══ Record set

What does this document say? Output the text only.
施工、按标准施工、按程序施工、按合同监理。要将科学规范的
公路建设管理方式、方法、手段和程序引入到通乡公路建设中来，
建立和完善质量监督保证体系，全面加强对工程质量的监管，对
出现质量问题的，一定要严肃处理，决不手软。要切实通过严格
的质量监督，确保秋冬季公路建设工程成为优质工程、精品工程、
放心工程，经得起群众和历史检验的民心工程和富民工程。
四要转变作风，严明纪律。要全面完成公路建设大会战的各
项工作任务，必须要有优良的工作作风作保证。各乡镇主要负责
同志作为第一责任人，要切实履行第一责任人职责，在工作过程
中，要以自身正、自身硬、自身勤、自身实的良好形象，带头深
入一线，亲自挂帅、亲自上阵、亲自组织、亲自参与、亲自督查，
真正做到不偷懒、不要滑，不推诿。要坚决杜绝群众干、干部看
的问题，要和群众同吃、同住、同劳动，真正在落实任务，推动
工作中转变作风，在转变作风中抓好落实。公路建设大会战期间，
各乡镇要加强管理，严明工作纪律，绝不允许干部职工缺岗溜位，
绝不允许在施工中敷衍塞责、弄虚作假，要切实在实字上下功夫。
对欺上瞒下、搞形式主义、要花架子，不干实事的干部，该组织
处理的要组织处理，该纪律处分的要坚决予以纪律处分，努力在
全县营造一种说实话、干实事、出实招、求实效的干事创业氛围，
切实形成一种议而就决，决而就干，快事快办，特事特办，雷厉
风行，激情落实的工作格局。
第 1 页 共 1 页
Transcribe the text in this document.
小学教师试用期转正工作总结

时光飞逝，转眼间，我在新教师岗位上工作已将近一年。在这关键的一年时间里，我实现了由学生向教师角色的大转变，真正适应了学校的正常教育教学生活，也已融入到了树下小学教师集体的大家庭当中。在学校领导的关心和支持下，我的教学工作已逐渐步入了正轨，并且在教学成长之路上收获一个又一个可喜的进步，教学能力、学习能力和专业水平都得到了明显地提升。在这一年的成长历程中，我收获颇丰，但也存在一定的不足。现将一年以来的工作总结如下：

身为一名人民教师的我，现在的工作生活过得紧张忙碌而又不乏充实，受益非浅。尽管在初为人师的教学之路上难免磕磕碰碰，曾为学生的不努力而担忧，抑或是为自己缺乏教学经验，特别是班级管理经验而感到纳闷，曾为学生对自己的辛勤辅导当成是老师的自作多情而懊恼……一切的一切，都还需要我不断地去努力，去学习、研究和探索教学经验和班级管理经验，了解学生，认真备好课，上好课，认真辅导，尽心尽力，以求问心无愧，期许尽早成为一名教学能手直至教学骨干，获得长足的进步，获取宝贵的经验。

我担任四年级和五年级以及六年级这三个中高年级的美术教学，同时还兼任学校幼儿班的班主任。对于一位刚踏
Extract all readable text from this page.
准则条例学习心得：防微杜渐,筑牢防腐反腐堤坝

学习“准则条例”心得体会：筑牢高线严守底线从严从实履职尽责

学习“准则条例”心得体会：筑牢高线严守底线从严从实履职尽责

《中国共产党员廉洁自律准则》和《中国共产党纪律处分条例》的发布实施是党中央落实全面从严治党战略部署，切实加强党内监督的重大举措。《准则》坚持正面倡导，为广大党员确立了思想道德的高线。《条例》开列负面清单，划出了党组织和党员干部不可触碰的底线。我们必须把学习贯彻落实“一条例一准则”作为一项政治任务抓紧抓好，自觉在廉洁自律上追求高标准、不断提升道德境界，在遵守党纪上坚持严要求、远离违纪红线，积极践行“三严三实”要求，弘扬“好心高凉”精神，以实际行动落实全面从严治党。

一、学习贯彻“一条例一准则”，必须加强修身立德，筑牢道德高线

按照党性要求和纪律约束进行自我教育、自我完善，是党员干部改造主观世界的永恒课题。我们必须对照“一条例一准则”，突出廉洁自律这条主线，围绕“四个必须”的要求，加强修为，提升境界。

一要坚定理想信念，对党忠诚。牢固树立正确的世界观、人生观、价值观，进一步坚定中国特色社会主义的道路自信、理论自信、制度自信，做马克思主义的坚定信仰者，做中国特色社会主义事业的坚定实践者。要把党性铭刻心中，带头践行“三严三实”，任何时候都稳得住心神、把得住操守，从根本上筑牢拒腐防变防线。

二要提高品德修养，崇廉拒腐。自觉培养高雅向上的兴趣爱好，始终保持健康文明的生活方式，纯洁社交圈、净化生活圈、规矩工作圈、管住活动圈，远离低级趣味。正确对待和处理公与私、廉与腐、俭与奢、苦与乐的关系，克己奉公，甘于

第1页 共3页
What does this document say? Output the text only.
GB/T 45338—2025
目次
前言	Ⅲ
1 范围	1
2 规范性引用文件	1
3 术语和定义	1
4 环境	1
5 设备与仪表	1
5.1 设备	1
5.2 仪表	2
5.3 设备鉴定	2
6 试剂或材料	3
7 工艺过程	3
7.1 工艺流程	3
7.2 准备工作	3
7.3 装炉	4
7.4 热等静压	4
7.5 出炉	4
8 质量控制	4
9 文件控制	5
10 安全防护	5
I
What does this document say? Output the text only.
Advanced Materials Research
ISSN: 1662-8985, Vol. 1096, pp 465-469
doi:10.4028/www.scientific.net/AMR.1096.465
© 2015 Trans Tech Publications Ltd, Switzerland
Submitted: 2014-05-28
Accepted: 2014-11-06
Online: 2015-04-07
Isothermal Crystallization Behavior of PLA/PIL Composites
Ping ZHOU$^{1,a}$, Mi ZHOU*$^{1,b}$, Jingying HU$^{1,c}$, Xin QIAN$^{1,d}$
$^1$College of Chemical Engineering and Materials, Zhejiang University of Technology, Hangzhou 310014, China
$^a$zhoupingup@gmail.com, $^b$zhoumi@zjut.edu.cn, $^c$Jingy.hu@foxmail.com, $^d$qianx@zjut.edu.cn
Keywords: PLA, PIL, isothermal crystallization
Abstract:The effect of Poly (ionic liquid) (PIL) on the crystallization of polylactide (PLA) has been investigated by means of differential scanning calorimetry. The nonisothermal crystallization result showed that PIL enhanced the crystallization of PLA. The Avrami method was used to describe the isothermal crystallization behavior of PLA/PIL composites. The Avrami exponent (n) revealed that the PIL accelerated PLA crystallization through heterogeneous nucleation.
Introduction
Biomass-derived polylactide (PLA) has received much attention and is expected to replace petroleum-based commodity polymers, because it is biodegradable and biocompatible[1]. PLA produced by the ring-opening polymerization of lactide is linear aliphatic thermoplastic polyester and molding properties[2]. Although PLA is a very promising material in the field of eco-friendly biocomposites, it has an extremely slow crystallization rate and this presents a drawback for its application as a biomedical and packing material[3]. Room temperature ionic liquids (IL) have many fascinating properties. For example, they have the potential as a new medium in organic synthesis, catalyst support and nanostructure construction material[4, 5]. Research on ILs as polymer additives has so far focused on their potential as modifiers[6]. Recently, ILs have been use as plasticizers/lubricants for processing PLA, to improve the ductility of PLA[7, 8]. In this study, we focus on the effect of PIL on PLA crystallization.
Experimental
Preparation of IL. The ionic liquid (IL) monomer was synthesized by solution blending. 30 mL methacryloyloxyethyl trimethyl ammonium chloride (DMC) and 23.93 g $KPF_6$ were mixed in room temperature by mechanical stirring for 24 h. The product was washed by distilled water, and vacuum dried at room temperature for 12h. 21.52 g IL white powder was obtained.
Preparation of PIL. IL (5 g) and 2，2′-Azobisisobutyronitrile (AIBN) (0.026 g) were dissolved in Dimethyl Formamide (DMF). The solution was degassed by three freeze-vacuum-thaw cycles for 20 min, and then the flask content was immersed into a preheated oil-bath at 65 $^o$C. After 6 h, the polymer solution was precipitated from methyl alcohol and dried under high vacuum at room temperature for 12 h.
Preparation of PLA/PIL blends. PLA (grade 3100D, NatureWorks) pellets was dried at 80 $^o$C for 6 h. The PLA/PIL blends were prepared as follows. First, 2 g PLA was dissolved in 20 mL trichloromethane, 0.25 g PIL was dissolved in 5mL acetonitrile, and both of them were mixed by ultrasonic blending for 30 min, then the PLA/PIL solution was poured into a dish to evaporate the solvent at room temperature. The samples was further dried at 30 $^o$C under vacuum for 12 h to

════

▶ _Written exercise_
Only the number is needed here: how many lines of the records contain "一条例一准则"?

▶ _Response to this task_
3